EXERCISE PROMPT
Copy out every line containing the word "xlabel".

(Saved data entries)
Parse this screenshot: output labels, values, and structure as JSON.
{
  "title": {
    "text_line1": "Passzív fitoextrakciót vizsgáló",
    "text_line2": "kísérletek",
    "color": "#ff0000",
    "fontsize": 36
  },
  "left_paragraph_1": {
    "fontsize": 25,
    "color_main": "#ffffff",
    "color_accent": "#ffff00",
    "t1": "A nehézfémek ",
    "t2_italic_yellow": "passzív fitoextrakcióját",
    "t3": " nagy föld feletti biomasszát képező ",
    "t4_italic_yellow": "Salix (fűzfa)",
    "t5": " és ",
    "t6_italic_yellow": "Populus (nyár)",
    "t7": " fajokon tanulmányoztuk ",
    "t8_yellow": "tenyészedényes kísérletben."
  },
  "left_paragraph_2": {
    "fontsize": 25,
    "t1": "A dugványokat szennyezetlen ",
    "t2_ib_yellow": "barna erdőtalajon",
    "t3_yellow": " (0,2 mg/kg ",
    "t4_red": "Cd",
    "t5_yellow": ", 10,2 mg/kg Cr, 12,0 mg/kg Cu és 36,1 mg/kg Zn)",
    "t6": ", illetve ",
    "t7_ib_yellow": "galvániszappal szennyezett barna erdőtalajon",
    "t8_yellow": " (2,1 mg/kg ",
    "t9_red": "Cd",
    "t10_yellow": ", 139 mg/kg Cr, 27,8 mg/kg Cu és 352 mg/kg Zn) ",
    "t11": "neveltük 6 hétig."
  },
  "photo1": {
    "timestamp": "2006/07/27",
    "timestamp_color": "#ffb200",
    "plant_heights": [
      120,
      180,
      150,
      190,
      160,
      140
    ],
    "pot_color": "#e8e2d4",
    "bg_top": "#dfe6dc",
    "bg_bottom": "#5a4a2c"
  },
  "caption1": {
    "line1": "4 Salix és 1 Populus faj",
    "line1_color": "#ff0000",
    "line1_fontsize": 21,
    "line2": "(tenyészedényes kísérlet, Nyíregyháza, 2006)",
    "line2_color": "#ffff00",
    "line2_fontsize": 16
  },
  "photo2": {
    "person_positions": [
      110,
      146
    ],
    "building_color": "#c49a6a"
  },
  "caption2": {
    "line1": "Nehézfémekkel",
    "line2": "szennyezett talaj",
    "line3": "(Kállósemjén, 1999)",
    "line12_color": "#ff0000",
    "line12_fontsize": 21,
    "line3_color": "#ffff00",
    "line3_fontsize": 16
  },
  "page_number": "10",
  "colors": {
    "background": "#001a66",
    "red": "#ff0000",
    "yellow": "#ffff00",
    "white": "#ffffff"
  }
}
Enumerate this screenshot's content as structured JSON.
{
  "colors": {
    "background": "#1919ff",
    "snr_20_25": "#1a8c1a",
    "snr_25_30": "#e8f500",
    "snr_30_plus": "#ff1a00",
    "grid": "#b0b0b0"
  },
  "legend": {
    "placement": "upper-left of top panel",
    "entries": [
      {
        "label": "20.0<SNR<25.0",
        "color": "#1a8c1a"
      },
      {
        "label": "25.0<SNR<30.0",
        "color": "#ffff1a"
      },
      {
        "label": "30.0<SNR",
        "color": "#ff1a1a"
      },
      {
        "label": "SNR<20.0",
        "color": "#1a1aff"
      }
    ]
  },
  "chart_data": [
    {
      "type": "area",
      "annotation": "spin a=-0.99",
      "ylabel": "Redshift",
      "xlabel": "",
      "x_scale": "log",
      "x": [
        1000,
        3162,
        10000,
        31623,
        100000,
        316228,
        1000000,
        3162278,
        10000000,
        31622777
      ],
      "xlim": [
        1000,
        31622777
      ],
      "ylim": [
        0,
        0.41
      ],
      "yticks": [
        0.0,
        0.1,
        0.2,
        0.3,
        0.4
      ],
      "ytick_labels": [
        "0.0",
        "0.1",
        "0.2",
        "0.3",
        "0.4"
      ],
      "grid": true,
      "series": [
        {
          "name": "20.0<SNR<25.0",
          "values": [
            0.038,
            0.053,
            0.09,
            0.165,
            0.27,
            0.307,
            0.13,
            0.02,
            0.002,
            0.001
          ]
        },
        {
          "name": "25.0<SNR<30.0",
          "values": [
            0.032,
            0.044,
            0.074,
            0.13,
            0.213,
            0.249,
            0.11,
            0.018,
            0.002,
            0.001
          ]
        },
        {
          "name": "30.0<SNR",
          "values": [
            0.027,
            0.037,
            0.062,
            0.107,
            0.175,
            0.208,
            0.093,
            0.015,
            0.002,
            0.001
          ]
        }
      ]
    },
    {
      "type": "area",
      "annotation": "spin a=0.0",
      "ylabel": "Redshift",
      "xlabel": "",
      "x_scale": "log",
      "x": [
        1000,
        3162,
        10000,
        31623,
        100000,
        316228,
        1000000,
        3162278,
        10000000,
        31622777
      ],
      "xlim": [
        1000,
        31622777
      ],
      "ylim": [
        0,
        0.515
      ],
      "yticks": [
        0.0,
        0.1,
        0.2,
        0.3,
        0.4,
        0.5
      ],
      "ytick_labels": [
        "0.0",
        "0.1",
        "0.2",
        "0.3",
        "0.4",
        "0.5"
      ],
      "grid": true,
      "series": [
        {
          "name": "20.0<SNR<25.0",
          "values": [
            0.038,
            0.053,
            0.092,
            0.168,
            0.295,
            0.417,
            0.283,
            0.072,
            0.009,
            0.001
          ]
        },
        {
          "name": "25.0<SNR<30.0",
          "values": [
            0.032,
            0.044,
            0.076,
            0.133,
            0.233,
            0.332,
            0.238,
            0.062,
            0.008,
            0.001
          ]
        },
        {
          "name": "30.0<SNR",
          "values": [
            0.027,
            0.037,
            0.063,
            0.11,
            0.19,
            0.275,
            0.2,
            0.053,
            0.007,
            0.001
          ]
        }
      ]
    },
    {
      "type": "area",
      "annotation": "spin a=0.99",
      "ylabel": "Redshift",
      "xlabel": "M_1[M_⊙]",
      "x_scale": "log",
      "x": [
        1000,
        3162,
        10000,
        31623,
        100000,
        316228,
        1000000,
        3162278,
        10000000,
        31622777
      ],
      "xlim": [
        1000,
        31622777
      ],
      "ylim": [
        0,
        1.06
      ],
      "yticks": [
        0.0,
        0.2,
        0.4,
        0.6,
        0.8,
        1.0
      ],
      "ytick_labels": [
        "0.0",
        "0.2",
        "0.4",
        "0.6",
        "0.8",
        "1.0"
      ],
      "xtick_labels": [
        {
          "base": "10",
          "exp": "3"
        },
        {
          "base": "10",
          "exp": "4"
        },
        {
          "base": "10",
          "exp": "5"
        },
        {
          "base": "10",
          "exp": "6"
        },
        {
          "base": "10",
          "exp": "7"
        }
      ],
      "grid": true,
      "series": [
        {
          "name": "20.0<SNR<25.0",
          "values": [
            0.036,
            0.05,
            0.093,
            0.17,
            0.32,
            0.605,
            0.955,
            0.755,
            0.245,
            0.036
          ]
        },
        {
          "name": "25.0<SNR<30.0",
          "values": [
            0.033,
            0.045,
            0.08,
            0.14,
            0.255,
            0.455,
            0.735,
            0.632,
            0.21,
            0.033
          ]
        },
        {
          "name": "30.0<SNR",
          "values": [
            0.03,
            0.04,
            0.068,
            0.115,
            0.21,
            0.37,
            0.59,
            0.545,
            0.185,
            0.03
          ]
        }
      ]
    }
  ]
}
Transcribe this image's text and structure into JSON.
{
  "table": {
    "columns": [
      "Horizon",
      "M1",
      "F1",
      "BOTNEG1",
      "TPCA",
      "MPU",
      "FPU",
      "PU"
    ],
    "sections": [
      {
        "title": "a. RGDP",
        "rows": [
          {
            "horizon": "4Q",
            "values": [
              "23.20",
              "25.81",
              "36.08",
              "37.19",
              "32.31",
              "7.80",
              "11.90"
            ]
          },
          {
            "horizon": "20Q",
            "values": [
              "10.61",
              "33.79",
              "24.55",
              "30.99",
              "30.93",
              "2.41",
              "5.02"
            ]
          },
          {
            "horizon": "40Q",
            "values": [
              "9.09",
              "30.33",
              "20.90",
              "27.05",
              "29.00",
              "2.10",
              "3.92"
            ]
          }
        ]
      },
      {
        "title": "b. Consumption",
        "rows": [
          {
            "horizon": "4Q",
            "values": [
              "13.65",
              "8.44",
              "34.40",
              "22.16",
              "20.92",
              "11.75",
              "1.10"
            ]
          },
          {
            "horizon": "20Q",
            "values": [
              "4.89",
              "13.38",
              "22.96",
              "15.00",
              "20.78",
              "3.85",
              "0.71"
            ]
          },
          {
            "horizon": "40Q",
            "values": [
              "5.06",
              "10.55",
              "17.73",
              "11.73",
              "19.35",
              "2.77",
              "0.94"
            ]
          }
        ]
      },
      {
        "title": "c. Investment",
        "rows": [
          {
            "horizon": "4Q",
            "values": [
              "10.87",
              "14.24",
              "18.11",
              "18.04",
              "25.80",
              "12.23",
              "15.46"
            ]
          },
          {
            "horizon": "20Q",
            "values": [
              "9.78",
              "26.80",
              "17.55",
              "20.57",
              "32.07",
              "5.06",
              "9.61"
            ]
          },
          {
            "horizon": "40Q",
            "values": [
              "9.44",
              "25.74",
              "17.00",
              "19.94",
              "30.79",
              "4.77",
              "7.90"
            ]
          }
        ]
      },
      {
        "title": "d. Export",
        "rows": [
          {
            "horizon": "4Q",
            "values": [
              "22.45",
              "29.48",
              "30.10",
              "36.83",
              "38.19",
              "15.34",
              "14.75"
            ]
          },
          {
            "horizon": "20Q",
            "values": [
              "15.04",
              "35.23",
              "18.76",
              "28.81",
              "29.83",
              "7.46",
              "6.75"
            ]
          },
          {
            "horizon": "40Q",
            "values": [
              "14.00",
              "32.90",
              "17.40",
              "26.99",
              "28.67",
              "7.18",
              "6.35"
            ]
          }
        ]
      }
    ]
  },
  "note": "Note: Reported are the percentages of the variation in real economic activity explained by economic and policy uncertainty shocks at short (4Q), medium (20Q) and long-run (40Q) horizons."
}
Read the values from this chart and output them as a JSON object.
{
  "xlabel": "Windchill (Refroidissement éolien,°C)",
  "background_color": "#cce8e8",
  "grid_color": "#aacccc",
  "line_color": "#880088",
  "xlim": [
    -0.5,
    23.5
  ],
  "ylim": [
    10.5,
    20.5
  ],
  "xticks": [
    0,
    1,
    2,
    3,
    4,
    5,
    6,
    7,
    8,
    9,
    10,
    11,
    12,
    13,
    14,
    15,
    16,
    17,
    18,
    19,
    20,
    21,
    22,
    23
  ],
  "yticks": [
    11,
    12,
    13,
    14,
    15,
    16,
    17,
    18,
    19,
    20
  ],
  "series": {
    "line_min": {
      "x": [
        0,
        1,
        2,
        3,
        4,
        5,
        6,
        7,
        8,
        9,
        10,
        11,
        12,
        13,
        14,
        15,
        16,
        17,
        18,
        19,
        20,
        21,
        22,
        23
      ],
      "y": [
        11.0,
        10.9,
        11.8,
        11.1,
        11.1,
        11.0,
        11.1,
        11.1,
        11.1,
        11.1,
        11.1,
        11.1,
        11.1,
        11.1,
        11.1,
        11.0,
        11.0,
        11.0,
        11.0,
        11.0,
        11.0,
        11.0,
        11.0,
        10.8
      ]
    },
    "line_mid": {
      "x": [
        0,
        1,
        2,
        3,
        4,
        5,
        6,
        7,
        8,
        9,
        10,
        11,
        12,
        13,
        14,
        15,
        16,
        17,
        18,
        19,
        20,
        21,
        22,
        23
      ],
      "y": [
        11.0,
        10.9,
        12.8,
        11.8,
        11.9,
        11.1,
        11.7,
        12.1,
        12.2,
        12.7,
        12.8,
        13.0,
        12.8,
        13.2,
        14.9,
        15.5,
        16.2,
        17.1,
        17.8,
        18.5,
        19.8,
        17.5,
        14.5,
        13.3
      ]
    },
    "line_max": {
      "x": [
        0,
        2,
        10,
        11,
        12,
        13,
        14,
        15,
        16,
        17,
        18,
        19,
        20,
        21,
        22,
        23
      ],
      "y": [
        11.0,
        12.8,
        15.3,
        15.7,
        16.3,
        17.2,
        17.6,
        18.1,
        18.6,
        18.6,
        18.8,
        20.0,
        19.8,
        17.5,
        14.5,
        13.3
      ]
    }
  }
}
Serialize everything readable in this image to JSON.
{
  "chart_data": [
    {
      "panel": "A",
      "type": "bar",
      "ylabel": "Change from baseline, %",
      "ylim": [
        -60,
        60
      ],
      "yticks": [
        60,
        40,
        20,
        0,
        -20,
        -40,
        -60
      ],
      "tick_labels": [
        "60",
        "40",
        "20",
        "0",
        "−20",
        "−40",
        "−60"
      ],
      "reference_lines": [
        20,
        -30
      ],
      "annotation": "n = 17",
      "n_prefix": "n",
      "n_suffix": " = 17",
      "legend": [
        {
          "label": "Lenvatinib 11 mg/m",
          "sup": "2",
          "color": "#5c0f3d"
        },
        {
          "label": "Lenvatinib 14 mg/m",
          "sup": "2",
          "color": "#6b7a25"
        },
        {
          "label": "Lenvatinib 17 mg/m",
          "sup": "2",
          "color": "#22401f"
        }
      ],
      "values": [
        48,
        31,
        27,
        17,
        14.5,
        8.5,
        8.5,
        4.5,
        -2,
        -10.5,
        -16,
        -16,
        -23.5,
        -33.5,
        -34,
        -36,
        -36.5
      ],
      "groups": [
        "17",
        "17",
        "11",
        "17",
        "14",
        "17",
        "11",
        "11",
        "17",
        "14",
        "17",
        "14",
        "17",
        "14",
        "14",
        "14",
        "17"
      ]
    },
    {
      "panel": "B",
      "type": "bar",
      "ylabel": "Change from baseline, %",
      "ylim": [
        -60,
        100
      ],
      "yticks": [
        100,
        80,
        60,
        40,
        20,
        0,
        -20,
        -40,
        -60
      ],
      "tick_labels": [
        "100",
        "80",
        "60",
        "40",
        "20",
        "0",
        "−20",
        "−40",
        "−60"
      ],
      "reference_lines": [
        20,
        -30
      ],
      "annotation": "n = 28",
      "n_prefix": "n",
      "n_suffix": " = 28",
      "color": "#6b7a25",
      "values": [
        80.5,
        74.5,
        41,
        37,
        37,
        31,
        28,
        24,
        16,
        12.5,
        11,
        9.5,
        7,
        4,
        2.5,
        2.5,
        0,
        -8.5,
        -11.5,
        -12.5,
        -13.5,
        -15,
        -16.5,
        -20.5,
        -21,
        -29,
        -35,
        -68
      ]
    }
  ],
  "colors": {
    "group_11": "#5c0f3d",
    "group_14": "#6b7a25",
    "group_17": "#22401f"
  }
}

WORKED ANSWER
      "xlabel": "",
      "xlabel": "",
      "xlabel": "M_1[M_⊙]",
  "xlabel": "Windchill (Refroidissement éolien,°C)",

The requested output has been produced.